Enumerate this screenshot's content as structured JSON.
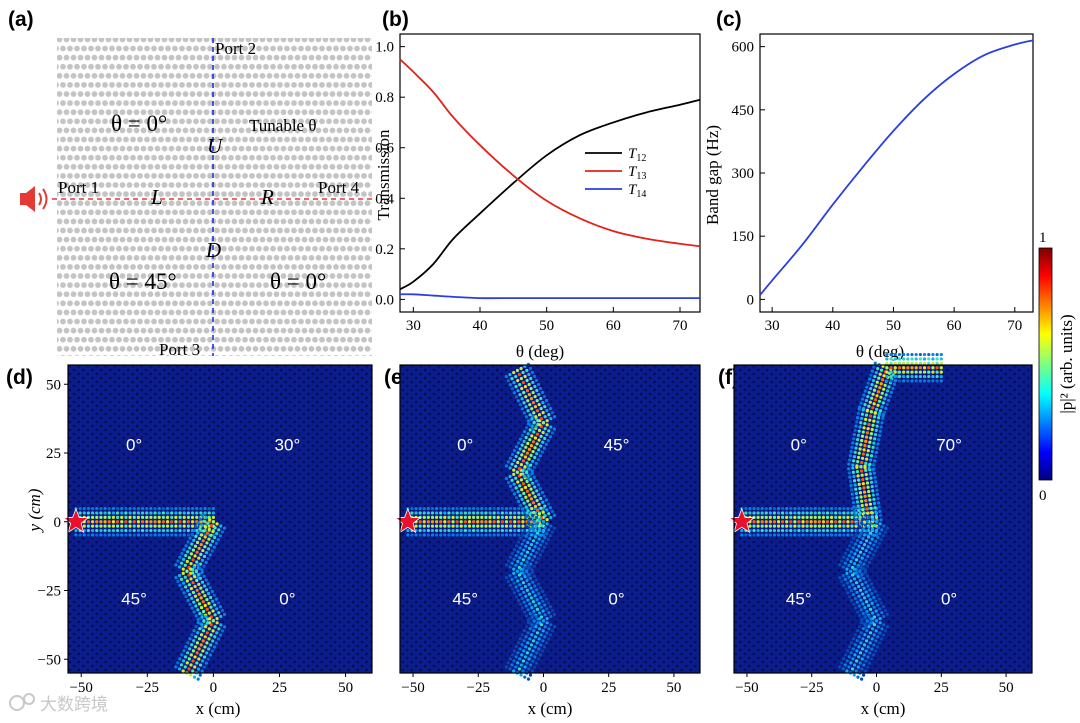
{
  "chart_data": [
    {
      "panel": "(a)",
      "type": "diagram",
      "port_labels": [
        "Port 1",
        "Port 2",
        "Port 3",
        "Port 4"
      ],
      "direction_labels": [
        "U",
        "L",
        "R",
        "D"
      ],
      "domain_labels": {
        "top_left": "θ = 0°",
        "top_right": "Tunable θ",
        "bottom_left": "θ = 45°",
        "bottom_right": "θ = 0°"
      },
      "colors": {
        "horizontal_line": "#e53935",
        "vertical_line": "#2233dd",
        "speaker": "#e53935",
        "lattice": "#c4c4c4"
      }
    },
    {
      "panel": "(b)",
      "type": "line",
      "xlabel": "θ (deg)",
      "ylabel": "Transmission",
      "xlim": [
        28,
        73
      ],
      "ylim": [
        -0.05,
        1.05
      ],
      "xticks": [
        30,
        40,
        50,
        60,
        70
      ],
      "yticks": [
        "0.0",
        "0.2",
        "0.4",
        "0.6",
        "0.8",
        "1.0"
      ],
      "x": [
        28,
        30,
        33,
        36,
        40,
        45,
        50,
        55,
        60,
        65,
        70,
        73
      ],
      "series": [
        {
          "name": "T12",
          "sub": "12",
          "color": "#000000",
          "values": [
            0.04,
            0.07,
            0.14,
            0.24,
            0.34,
            0.46,
            0.57,
            0.65,
            0.7,
            0.74,
            0.77,
            0.79
          ]
        },
        {
          "name": "T13",
          "sub": "13",
          "color": "#e0241b",
          "values": [
            0.95,
            0.9,
            0.82,
            0.72,
            0.61,
            0.49,
            0.39,
            0.32,
            0.27,
            0.24,
            0.22,
            0.21
          ]
        },
        {
          "name": "T14",
          "sub": "14",
          "color": "#2a3fe0",
          "values": [
            0.02,
            0.02,
            0.015,
            0.01,
            0.005,
            0.005,
            0.005,
            0.005,
            0.005,
            0.005,
            0.005,
            0.005
          ]
        }
      ],
      "legend_position": "center-right"
    },
    {
      "panel": "(c)",
      "type": "line",
      "xlabel": "θ (deg)",
      "ylabel": "Band gap (Hz)",
      "xlim": [
        28,
        73
      ],
      "ylim": [
        -30,
        630
      ],
      "xticks": [
        30,
        40,
        50,
        60,
        70
      ],
      "yticks": [
        "0",
        "150",
        "300",
        "450",
        "600"
      ],
      "x": [
        28,
        30,
        35,
        40,
        45,
        50,
        55,
        60,
        65,
        70,
        73
      ],
      "series": [
        {
          "name": "Band gap",
          "color": "#2a3fe0",
          "values": [
            10,
            45,
            130,
            225,
            315,
            400,
            475,
            535,
            580,
            605,
            615
          ]
        }
      ]
    },
    {
      "panel": "(d)",
      "type": "heatmap",
      "xlabel": "x (cm)",
      "ylabel": "y (cm)",
      "xlim": [
        -55,
        60
      ],
      "ylim": [
        -55,
        57
      ],
      "xticks": [
        "−50",
        "−25",
        "0",
        "25",
        "50"
      ],
      "yticks": [
        "50",
        "25",
        "0",
        "−25",
        "−50"
      ],
      "angles": {
        "top_left": "0°",
        "top_right": "30°",
        "bottom_left": "45°",
        "bottom_right": "0°"
      },
      "path": "down"
    },
    {
      "panel": "(e)",
      "type": "heatmap",
      "xlabel": "x (cm)",
      "xlim": [
        -55,
        60
      ],
      "ylim": [
        -55,
        57
      ],
      "xticks": [
        "−50",
        "−25",
        "0",
        "25",
        "50"
      ],
      "angles": {
        "top_left": "0°",
        "top_right": "45°",
        "bottom_left": "45°",
        "bottom_right": "0°"
      },
      "path": "split"
    },
    {
      "panel": "(f)",
      "type": "heatmap",
      "xlabel": "x (cm)",
      "xlim": [
        -55,
        60
      ],
      "ylim": [
        -55,
        57
      ],
      "xticks": [
        "−50",
        "−25",
        "0",
        "25",
        "50"
      ],
      "angles": {
        "top_left": "0°",
        "top_right": "70°",
        "bottom_left": "45°",
        "bottom_right": "0°"
      },
      "path": "up"
    }
  ],
  "colorbar": {
    "label": "|p|² (arb. units)",
    "max": "1",
    "min": "0"
  },
  "watermark": "大数跨境",
  "colors": {
    "field_bg": "#0a1a8a",
    "hot": "#ff2a00",
    "star": "#e8102a"
  }
}
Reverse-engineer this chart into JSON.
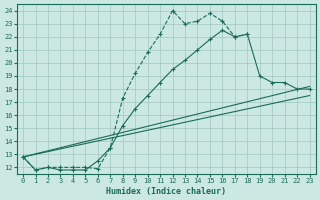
{
  "xlabel": "Humidex (Indice chaleur)",
  "bg_color": "#cce8e2",
  "grid_color": "#a0c8c0",
  "line_color": "#1a6b5a",
  "xlim": [
    -0.5,
    23.5
  ],
  "ylim": [
    11.5,
    24.5
  ],
  "xticks": [
    0,
    1,
    2,
    3,
    4,
    5,
    6,
    7,
    8,
    9,
    10,
    11,
    12,
    13,
    14,
    15,
    16,
    17,
    18,
    19,
    20,
    21,
    22,
    23
  ],
  "yticks": [
    12,
    13,
    14,
    15,
    16,
    17,
    18,
    19,
    20,
    21,
    22,
    23,
    24
  ],
  "series": [
    {
      "x": [
        0,
        1,
        2,
        3,
        4,
        5,
        6,
        7,
        8,
        9,
        10,
        11,
        12,
        13,
        14,
        15,
        16,
        17,
        18
      ],
      "y": [
        12.8,
        11.8,
        12.0,
        12.0,
        12.0,
        12.0,
        11.9,
        13.5,
        17.3,
        19.2,
        20.8,
        22.2,
        24.0,
        23.0,
        23.2,
        23.8,
        23.2,
        22.0,
        22.2
      ],
      "ls": "--",
      "marker": "+"
    },
    {
      "x": [
        0,
        1,
        2,
        3,
        4,
        5,
        6,
        7,
        8,
        9,
        10,
        11,
        12,
        13,
        14,
        15,
        16,
        17,
        18,
        19,
        20,
        21,
        22,
        23
      ],
      "y": [
        12.8,
        11.8,
        12.0,
        11.8,
        11.8,
        11.8,
        12.5,
        13.5,
        15.2,
        16.5,
        17.5,
        18.5,
        19.5,
        20.2,
        21.0,
        21.8,
        22.5,
        22.0,
        22.2,
        19.0,
        18.5,
        18.5,
        18.0,
        18.0
      ],
      "ls": "-",
      "marker": "+"
    },
    {
      "x": [
        0,
        23
      ],
      "y": [
        12.8,
        18.2
      ],
      "ls": "-",
      "marker": null
    },
    {
      "x": [
        0,
        23
      ],
      "y": [
        12.8,
        17.5
      ],
      "ls": "-",
      "marker": null
    }
  ]
}
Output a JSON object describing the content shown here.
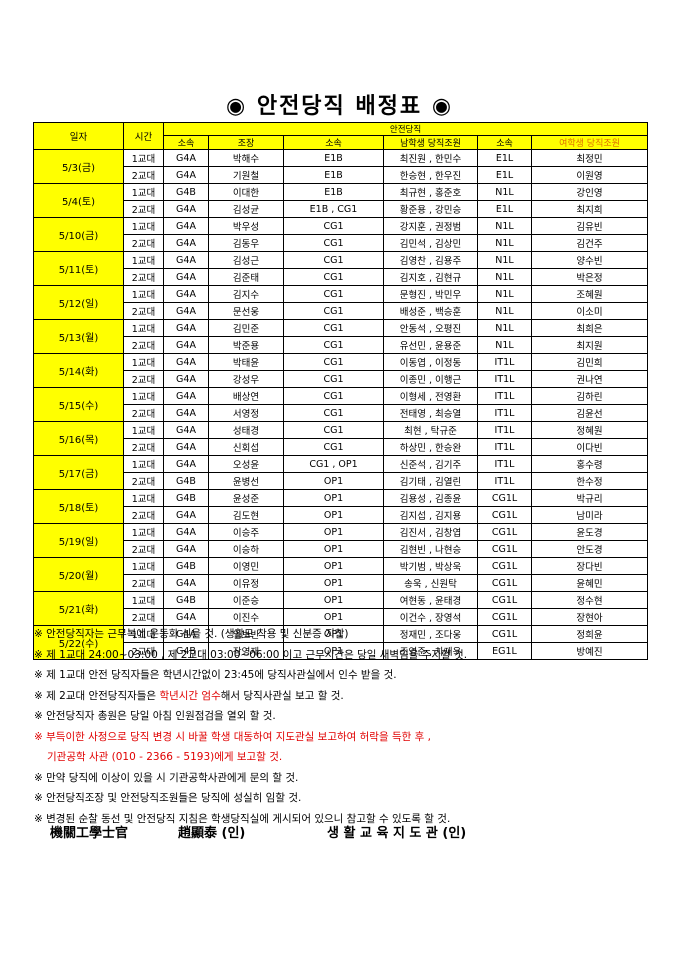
{
  "title": "◉ 안전당직 배정표 ◉",
  "table": {
    "col_date": "일자",
    "col_time": "시간",
    "group_header": "안전당직",
    "sub_headers": [
      "소속",
      "조장",
      "소속",
      "남학생 당직조원",
      "소속",
      "여학생 당직조원"
    ],
    "days": [
      {
        "date": "5/3(금)",
        "rows": [
          [
            "1교대",
            "G4A",
            "박해수",
            "E1B",
            "최진원 , 한민수",
            "E1L",
            "최정민"
          ],
          [
            "2교대",
            "G4A",
            "기원철",
            "E1B",
            "한승현 , 한우진",
            "E1L",
            "이원영"
          ]
        ]
      },
      {
        "date": "5/4(토)",
        "rows": [
          [
            "1교대",
            "G4B",
            "이대한",
            "E1B",
            "최규현 , 홍준호",
            "N1L",
            "강인영"
          ],
          [
            "2교대",
            "G4A",
            "김성균",
            "E1B , CG1",
            "황준용 , 강민승",
            "E1L",
            "최지희"
          ]
        ]
      },
      {
        "date": "5/10(금)",
        "rows": [
          [
            "1교대",
            "G4A",
            "박우성",
            "CG1",
            "강지훈 , 권정범",
            "N1L",
            "김유빈"
          ],
          [
            "2교대",
            "G4A",
            "김동우",
            "CG1",
            "김민석 , 김상민",
            "N1L",
            "김건주"
          ]
        ]
      },
      {
        "date": "5/11(토)",
        "rows": [
          [
            "1교대",
            "G4A",
            "김성근",
            "CG1",
            "김영찬 , 김용주",
            "N1L",
            "양수빈"
          ],
          [
            "2교대",
            "G4A",
            "김준태",
            "CG1",
            "김지호 , 김현규",
            "N1L",
            "박은정"
          ]
        ]
      },
      {
        "date": "5/12(일)",
        "rows": [
          [
            "1교대",
            "G4A",
            "김지수",
            "CG1",
            "문형진 , 박민우",
            "N1L",
            "조혜원"
          ],
          [
            "2교대",
            "G4A",
            "문선웅",
            "CG1",
            "배성준 , 백승훈",
            "N1L",
            "이소미"
          ]
        ]
      },
      {
        "date": "5/13(월)",
        "rows": [
          [
            "1교대",
            "G4A",
            "김민준",
            "CG1",
            "안동석 , 오평진",
            "N1L",
            "최희은"
          ],
          [
            "2교대",
            "G4A",
            "박준용",
            "CG1",
            "유선민 , 윤용준",
            "N1L",
            "최지원"
          ]
        ]
      },
      {
        "date": "5/14(화)",
        "rows": [
          [
            "1교대",
            "G4A",
            "박태윤",
            "CG1",
            "이동엽 , 이정동",
            "IT1L",
            "김민희"
          ],
          [
            "2교대",
            "G4A",
            "강성우",
            "CG1",
            "이종민 , 이행근",
            "IT1L",
            "권나연"
          ]
        ]
      },
      {
        "date": "5/15(수)",
        "rows": [
          [
            "1교대",
            "G4A",
            "배상연",
            "CG1",
            "이형세 , 전영환",
            "IT1L",
            "김하린"
          ],
          [
            "2교대",
            "G4A",
            "서영정",
            "CG1",
            "전태영 , 최승열",
            "IT1L",
            "김윤선"
          ]
        ]
      },
      {
        "date": "5/16(목)",
        "rows": [
          [
            "1교대",
            "G4A",
            "성태경",
            "CG1",
            "최현 , 탁규준",
            "IT1L",
            "정혜원"
          ],
          [
            "2교대",
            "G4A",
            "신회섭",
            "CG1",
            "하상민 , 한승완",
            "IT1L",
            "이다빈"
          ]
        ]
      },
      {
        "date": "5/17(금)",
        "rows": [
          [
            "1교대",
            "G4A",
            "오성윤",
            "CG1 , OP1",
            "신준석 , 김기주",
            "IT1L",
            "홍수령"
          ],
          [
            "2교대",
            "G4B",
            "윤병선",
            "OP1",
            "김기태 , 김열린",
            "IT1L",
            "한수정"
          ]
        ]
      },
      {
        "date": "5/18(토)",
        "rows": [
          [
            "1교대",
            "G4B",
            "윤성준",
            "OP1",
            "김용성 , 김종윤",
            "CG1L",
            "박규리"
          ],
          [
            "2교대",
            "G4A",
            "김도현",
            "OP1",
            "김지섭 , 김지용",
            "CG1L",
            "남미라"
          ]
        ]
      },
      {
        "date": "5/19(일)",
        "rows": [
          [
            "1교대",
            "G4A",
            "이승주",
            "OP1",
            "김진서 , 김창엽",
            "CG1L",
            "윤도경"
          ],
          [
            "2교대",
            "G4A",
            "이승하",
            "OP1",
            "김현빈 , 나현승",
            "CG1L",
            "안도경"
          ]
        ]
      },
      {
        "date": "5/20(월)",
        "rows": [
          [
            "1교대",
            "G4B",
            "이영민",
            "OP1",
            "박기범 , 박상욱",
            "CG1L",
            "장다빈"
          ],
          [
            "2교대",
            "G4A",
            "이유정",
            "OP1",
            "송욱 , 신원탁",
            "CG1L",
            "윤혜민"
          ]
        ]
      },
      {
        "date": "5/21(화)",
        "rows": [
          [
            "1교대",
            "G4B",
            "이준승",
            "OP1",
            "여현동 , 윤태경",
            "CG1L",
            "정수현"
          ],
          [
            "2교대",
            "G4A",
            "이진수",
            "OP1",
            "이건수 , 장영석",
            "CG1L",
            "장현아"
          ]
        ]
      },
      {
        "date": "5/22(수)",
        "rows": [
          [
            "1교대",
            "G4A",
            "임보빈",
            "OP1",
            "정재민 , 조다웅",
            "CG1L",
            "정희윤"
          ],
          [
            "2교대",
            "G4B",
            "장영재",
            "OP1",
            "조영준 , 차재욱",
            "EG1L",
            "방예진"
          ]
        ]
      }
    ]
  },
  "notes": [
    "※ 안전당직자는 근무복에 운동화 신을 것. (생활모 착용 및 신분증 지참)",
    "※ 제 1교대 24:00~03:00 , 제 2교대 03:00~06:00 이고 근무시간은 당일 새벽임을 주지할 것.",
    "※ 제 1교대 안전 당직자들은 학년시간없이 23:45에 당직사관실에서 인수 받을 것.",
    "※ 안전당직자 총원은 당일 아침 인원점검을 열외 할 것.",
    "※ 만약 당직에 이상이 있을 시 기관공학사관에게 문의 할 것.",
    "※ 안전당직조장 및 안전당직조원들은 당직에 성실히 임할 것.",
    "※ 변경된 순찰 동선 및 안전당직 지침은 학생당직실에 게시되어 있으니 참고할 수 있도록 할 것."
  ],
  "note4": {
    "pre": "※ 제 2교대 안전당직자들은 ",
    "highlight": "학년시간 엄수",
    "post": "해서 당직사관실 보고 할 것."
  },
  "note_red": [
    "※ 부득이한 사정으로 당직 변경 시 바꿀 학생 대동하여 지도관실 보고하여 허락을 득한 후 ,",
    "기관공학 사관 (010 - 2366 - 5193)에게 보고할 것."
  ],
  "signature": {
    "left_title": "機關工學士官",
    "left_name": "趙顯泰 (인)",
    "right": "생 활 교 육 지 도 관 (인)"
  }
}
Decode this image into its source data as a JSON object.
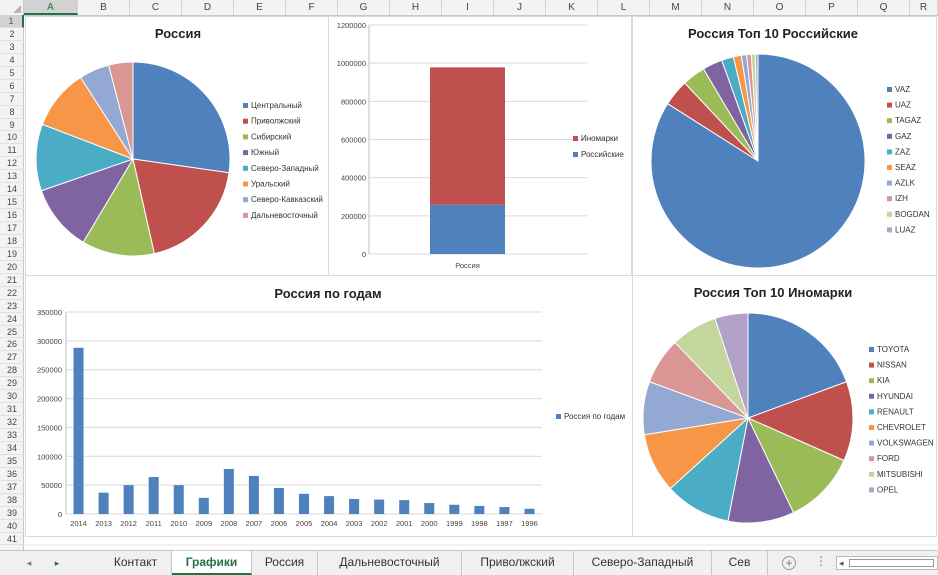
{
  "columns": [
    "A",
    "B",
    "C",
    "D",
    "E",
    "F",
    "G",
    "H",
    "I",
    "J",
    "K",
    "L",
    "M",
    "N",
    "O",
    "P",
    "Q",
    "R"
  ],
  "selected_column": "A",
  "rows": [
    "1",
    "2",
    "3",
    "4",
    "5",
    "6",
    "7",
    "8",
    "9",
    "10",
    "11",
    "12",
    "13",
    "14",
    "15",
    "16",
    "17",
    "18",
    "19",
    "20",
    "21",
    "22",
    "23",
    "24",
    "25",
    "26",
    "27",
    "28",
    "29",
    "30",
    "31",
    "32",
    "33",
    "34",
    "35",
    "36",
    "37",
    "38",
    "39",
    "40",
    "41"
  ],
  "selected_row": "1",
  "tabs": [
    {
      "label": "Контакт",
      "active": false
    },
    {
      "label": "Графики",
      "active": true
    },
    {
      "label": "Россия",
      "active": false
    },
    {
      "label": "Дальневосточный",
      "active": false
    },
    {
      "label": "Приволжский",
      "active": false
    },
    {
      "label": "Северо-Западный",
      "active": false
    },
    {
      "label": "Сев",
      "active": false
    }
  ],
  "tab_nav": {
    "prev": "◂",
    "next": "▸",
    "add": "+",
    "more": "⋮",
    "scroll_left": "◂"
  },
  "chart_data": [
    {
      "type": "pie",
      "title": "Россия",
      "categories": [
        "Центральный",
        "Приволжский",
        "Сибирский",
        "Южный",
        "Северо-Западный",
        "Уральский",
        "Северо-Кавказский",
        "Дальневосточный"
      ],
      "values": [
        27,
        19,
        12,
        11,
        11,
        10,
        5,
        4
      ],
      "colors": [
        "#4f81bd",
        "#c0504d",
        "#9bbb59",
        "#8064a2",
        "#4bacc6",
        "#f79646",
        "#93a9d4",
        "#d99694"
      ],
      "legend": "right"
    },
    {
      "type": "bar",
      "stacked": true,
      "title": "",
      "categories": [
        "Россия"
      ],
      "series": [
        {
          "name": "Российские",
          "values": [
            258000
          ],
          "color": "#4f81bd"
        },
        {
          "name": "Иномарки",
          "values": [
            720000
          ],
          "color": "#c0504d"
        }
      ],
      "legend_order": [
        "Иномарки",
        "Российские"
      ],
      "ylim": [
        0,
        1200000
      ],
      "yticks": [
        0,
        200000,
        400000,
        600000,
        800000,
        1000000,
        1200000
      ],
      "grid": true,
      "legend": "right"
    },
    {
      "type": "pie",
      "title": "Россия Топ 10 Российские",
      "categories": [
        "VAZ",
        "UAZ",
        "TAGAZ",
        "GAZ",
        "ZAZ",
        "SEAZ",
        "AZLK",
        "IZH",
        "BOGDAN",
        "LUAZ"
      ],
      "values": [
        84,
        4,
        3.5,
        3,
        1.8,
        1.2,
        0.8,
        0.7,
        0.6,
        0.4
      ],
      "colors": [
        "#4f81bd",
        "#c0504d",
        "#9bbb59",
        "#8064a2",
        "#4bacc6",
        "#f79646",
        "#93a9d4",
        "#d99694",
        "#c3d69b",
        "#b2a2c7"
      ],
      "legend": "right"
    },
    {
      "type": "bar",
      "title": "Россия по годам",
      "categories": [
        "2014",
        "2013",
        "2012",
        "2011",
        "2010",
        "2009",
        "2008",
        "2007",
        "2006",
        "2005",
        "2004",
        "2003",
        "2002",
        "2001",
        "2000",
        "1999",
        "1998",
        "1997",
        "1996"
      ],
      "series": [
        {
          "name": "Россия по годам",
          "values": [
            288000,
            37000,
            50000,
            64000,
            50000,
            28000,
            78000,
            66000,
            45000,
            35000,
            31000,
            26000,
            25000,
            24000,
            19000,
            16000,
            14000,
            12000,
            9000
          ],
          "color": "#4f81bd"
        }
      ],
      "ylim": [
        0,
        350000
      ],
      "yticks": [
        0,
        50000,
        100000,
        150000,
        200000,
        250000,
        300000,
        350000
      ],
      "grid": true,
      "legend": "right"
    },
    {
      "type": "pie",
      "title": "Россия Топ 10 Иномарки",
      "categories": [
        "TOYOTA",
        "NISSAN",
        "KIA",
        "HYUNDAI",
        "RENAULT",
        "CHEVROLET",
        "VOLKSWAGEN",
        "FORD",
        "MITSUBISHI",
        "OPEL"
      ],
      "values": [
        19,
        12,
        11,
        10,
        10,
        9,
        8,
        7,
        7,
        5
      ],
      "colors": [
        "#4f81bd",
        "#c0504d",
        "#9bbb59",
        "#8064a2",
        "#4bacc6",
        "#f79646",
        "#93a9d4",
        "#d99694",
        "#c3d69b",
        "#b2a2c7"
      ],
      "legend": "right"
    }
  ]
}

= = = = = = =

Identify the lines in the entries above that contain "true", then copy them out.

■ **THE ANSWER**:
      "active": true
      "stacked": true,
      "grid": true,
      "grid": true,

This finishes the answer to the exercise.